- [AIM OF THE TASK]
How many lines in these records hold the string "this"? State only that number.

- [MATERIAL FOR THE TASK]
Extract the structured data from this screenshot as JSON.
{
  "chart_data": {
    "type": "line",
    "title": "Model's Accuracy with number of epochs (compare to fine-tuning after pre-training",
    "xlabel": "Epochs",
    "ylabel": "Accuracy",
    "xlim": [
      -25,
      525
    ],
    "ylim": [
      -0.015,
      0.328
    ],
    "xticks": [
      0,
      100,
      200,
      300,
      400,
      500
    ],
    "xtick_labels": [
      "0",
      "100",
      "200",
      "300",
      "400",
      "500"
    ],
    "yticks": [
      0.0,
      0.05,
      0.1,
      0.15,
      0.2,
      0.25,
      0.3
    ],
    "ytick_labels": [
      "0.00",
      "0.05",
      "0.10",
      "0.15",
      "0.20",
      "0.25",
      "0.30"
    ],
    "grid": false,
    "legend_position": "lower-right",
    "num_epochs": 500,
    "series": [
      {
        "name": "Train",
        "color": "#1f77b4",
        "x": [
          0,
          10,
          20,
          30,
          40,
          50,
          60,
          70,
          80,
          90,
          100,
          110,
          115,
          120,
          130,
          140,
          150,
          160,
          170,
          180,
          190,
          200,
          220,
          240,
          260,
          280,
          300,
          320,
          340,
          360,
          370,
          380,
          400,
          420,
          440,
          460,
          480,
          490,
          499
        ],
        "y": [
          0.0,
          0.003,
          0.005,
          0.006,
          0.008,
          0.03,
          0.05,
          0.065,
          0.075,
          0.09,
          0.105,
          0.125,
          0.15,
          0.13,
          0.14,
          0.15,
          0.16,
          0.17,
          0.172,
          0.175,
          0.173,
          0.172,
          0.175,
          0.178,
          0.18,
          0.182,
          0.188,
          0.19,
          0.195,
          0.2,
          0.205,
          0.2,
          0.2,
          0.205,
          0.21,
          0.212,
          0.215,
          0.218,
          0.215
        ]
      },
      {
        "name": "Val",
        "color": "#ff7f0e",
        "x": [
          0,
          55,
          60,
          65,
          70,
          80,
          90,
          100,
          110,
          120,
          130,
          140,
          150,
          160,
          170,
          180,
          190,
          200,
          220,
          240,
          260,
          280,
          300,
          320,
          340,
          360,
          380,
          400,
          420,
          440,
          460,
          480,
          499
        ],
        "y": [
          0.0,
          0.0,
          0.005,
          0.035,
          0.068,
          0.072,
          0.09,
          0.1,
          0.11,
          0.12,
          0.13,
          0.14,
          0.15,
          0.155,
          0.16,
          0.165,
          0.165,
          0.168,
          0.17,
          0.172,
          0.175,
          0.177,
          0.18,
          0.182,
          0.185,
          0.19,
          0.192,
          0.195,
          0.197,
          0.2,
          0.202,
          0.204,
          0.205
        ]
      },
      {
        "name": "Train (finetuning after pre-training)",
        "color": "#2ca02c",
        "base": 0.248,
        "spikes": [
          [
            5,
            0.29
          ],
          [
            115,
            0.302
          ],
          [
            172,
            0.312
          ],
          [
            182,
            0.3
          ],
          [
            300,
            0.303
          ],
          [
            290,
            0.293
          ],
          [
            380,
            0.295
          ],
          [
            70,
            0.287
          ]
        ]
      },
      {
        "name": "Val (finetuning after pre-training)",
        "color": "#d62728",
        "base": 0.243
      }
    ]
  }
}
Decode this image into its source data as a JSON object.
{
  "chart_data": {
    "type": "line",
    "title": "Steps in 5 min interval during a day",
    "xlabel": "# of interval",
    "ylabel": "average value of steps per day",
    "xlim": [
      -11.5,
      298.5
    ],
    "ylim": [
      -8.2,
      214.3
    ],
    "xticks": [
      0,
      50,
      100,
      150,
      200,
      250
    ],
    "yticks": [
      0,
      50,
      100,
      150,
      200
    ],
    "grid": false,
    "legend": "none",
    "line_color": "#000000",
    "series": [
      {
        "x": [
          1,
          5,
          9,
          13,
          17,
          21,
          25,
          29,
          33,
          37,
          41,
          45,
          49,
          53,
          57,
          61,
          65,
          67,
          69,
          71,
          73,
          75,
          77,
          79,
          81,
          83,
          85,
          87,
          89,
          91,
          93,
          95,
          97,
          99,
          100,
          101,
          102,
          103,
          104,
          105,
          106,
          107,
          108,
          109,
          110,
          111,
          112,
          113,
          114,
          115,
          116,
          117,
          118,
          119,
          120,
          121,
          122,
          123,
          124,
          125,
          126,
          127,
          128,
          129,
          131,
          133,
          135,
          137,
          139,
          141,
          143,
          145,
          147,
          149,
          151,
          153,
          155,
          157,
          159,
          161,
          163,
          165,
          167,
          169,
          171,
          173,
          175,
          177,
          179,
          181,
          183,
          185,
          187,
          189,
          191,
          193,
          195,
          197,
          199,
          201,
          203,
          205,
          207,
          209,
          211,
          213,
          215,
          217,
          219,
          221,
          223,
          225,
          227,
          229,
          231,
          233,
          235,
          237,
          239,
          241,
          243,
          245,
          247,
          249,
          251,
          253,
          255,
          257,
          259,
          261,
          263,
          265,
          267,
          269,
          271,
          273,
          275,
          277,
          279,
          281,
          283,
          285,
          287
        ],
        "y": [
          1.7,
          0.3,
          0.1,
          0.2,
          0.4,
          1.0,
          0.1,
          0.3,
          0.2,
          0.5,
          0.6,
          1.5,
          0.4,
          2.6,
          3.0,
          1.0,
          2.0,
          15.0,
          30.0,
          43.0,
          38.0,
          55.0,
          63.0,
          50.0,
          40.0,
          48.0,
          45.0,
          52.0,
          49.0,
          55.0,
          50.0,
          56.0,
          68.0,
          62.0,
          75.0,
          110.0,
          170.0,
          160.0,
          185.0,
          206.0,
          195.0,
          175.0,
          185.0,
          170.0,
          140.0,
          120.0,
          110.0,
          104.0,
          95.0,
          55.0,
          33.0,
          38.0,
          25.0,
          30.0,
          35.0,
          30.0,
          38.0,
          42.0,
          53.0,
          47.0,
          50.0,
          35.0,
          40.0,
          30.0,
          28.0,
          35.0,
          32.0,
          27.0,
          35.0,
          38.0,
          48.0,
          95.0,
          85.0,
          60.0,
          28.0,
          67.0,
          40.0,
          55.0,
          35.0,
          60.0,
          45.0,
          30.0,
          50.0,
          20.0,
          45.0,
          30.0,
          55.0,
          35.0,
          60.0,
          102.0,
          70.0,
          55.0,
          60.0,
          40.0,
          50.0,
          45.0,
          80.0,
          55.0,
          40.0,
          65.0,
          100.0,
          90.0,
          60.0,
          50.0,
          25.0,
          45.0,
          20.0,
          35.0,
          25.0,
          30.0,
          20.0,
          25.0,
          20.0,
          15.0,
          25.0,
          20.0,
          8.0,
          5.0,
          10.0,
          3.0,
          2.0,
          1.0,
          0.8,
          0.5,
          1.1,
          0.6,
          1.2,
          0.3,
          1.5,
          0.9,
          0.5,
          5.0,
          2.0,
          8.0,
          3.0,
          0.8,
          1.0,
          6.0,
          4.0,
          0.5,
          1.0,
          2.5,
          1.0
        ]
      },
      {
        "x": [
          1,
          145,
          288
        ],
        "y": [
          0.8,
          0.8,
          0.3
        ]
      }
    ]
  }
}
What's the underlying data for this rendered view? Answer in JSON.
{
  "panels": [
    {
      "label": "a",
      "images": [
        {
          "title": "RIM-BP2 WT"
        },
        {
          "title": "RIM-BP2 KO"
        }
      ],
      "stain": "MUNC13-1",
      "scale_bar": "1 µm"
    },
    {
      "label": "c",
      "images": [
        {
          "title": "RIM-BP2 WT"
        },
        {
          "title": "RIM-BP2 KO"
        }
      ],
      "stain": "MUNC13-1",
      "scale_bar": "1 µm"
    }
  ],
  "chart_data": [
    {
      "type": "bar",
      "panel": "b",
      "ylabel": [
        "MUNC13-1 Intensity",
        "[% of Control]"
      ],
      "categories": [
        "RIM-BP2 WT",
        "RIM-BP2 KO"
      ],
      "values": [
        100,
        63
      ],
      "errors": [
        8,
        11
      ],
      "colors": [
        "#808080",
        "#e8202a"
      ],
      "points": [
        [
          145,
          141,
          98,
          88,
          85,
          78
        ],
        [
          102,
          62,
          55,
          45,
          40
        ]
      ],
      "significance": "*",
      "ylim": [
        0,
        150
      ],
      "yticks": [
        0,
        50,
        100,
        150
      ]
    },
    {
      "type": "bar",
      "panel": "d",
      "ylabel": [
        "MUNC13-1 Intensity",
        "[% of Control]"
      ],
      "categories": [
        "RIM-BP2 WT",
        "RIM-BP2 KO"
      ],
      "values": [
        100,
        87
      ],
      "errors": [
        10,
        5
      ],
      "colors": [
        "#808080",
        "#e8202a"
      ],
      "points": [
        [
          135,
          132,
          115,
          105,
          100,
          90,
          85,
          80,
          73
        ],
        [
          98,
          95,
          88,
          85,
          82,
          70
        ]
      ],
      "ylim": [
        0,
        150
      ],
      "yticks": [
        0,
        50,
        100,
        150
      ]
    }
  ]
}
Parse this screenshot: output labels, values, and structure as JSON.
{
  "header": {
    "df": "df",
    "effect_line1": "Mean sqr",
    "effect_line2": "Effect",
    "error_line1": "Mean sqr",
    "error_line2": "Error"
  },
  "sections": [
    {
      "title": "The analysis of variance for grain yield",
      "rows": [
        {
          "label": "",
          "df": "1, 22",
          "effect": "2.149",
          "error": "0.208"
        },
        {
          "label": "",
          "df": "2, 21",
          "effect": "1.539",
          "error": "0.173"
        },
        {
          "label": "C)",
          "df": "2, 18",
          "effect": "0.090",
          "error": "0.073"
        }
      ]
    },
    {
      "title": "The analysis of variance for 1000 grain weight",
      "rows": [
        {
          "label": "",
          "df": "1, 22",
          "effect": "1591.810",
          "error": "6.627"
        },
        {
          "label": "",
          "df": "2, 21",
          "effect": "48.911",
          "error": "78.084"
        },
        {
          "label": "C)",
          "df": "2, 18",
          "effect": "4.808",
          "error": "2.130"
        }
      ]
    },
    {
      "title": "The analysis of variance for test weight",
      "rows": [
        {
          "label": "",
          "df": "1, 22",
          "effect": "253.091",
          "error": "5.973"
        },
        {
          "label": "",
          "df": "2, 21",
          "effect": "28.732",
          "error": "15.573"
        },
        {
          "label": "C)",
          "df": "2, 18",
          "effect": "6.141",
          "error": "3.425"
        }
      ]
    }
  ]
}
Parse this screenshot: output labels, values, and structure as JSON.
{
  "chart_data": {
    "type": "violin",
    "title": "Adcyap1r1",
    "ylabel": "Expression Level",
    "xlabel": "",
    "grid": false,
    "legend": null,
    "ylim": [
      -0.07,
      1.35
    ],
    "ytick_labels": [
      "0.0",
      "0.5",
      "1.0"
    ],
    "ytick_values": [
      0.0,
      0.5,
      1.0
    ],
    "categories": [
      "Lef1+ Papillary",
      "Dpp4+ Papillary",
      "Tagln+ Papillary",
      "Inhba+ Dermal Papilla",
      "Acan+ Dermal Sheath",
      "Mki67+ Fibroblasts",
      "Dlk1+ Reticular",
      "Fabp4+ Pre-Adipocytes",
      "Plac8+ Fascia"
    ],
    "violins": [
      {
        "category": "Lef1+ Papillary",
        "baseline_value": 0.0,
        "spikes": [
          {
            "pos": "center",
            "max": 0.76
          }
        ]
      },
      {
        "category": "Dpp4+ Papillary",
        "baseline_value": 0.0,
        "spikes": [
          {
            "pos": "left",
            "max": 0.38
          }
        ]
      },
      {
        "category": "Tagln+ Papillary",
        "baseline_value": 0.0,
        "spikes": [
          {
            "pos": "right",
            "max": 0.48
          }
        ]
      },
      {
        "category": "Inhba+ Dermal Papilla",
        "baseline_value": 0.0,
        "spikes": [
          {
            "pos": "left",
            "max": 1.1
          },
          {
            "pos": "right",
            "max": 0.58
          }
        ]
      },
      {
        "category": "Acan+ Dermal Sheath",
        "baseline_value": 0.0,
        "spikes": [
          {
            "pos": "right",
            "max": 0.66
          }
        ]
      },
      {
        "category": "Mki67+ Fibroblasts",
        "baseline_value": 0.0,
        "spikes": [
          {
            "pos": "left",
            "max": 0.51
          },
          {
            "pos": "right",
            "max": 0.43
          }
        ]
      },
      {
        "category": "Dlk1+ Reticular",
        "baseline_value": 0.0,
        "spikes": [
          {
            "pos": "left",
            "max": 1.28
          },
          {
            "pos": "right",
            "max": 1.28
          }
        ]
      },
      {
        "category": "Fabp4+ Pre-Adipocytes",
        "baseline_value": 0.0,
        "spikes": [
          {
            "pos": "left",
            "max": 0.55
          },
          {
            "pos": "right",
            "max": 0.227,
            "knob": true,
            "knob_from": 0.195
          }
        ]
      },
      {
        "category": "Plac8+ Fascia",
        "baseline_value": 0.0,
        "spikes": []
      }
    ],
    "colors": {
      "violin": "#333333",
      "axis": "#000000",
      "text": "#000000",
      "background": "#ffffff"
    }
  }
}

- [WORKED SOLUTION]
5